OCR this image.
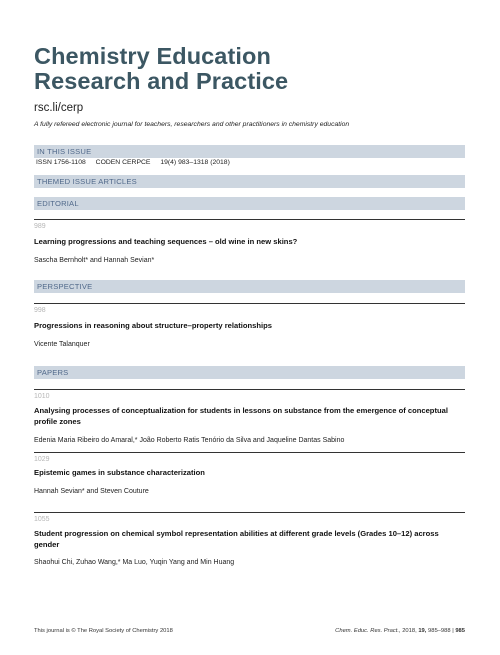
Chemistry Education
Research and Practice
rsc.li/cerp
A fully refereed electronic journal for teachers, researchers and other practitioners in chemistry education
IN THIS ISSUE
ISSN 1756-1108 CODEN CERPCE 19(4) 983–1318 (2018)
THEMED ISSUE ARTICLES
EDITORIAL
989
Learning progressions and teaching sequences – old wine in new skins?
Sascha Bernholt* and Hannah Sevian*
PERSPECTIVE
998
Progressions in reasoning about structure–property relationships
Vicente Talanquer
PAPERS
1010
Analysing processes of conceptualization for students in lessons on substance from the emergence of conceptual profile zones
Edenia Maria Ribeiro do Amaral,* João Roberto Ratis Tenório da Silva and Jaqueline Dantas Sabino
1029
Epistemic games in substance characterization
Hannah Sevian* and Steven Couture
1055
Student progression on chemical symbol representation abilities at different grade levels (Grades 10–12) across gender
Shaohui Chi, Zuhao Wang,* Ma Luo, Yuqin Yang and Min Huang
This journal is © The Royal Society of Chemistry 2018	Chem. Educ. Res. Pract., 2018, 19, 985–988 | 985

□ □ □ □

* Work instructions
Leave every image out, and retype the material exactly.

* Result below
OCR this image.
Chemistry Education
Research and Practice
rsc.li/cerp
A fully refereed electronic journal for teachers, researchers and other practitioners in chemistry education
IN THIS ISSUE
ISSN 1756-1108 CODEN CERPCE 19(4) 983–1318 (2018)
THEMED ISSUE ARTICLES
EDITORIAL
989
Learning progressions and teaching sequences – old wine in new skins?
Sascha Bernholt* and Hannah Sevian*
PERSPECTIVE
998
Progressions in reasoning about structure–property relationships
Vicente Talanquer
PAPERS
1010
Analysing processes of conceptualization for students in lessons on substance from the emergence of conceptual profile zones
Edenia Maria Ribeiro do Amaral,* João Roberto Ratis Tenório da Silva and Jaqueline Dantas Sabino
1029
Epistemic games in substance characterization
Hannah Sevian* and Steven Couture
1055
Student progression on chemical symbol representation abilities at different grade levels (Grades 10–12) across gender
Shaohui Chi, Zuhao Wang,* Ma Luo, Yuqin Yang and Min Huang
This journal is © The Royal Society of Chemistry 2018	Chem. Educ. Res. Pract., 2018, 19, 985–988 | 985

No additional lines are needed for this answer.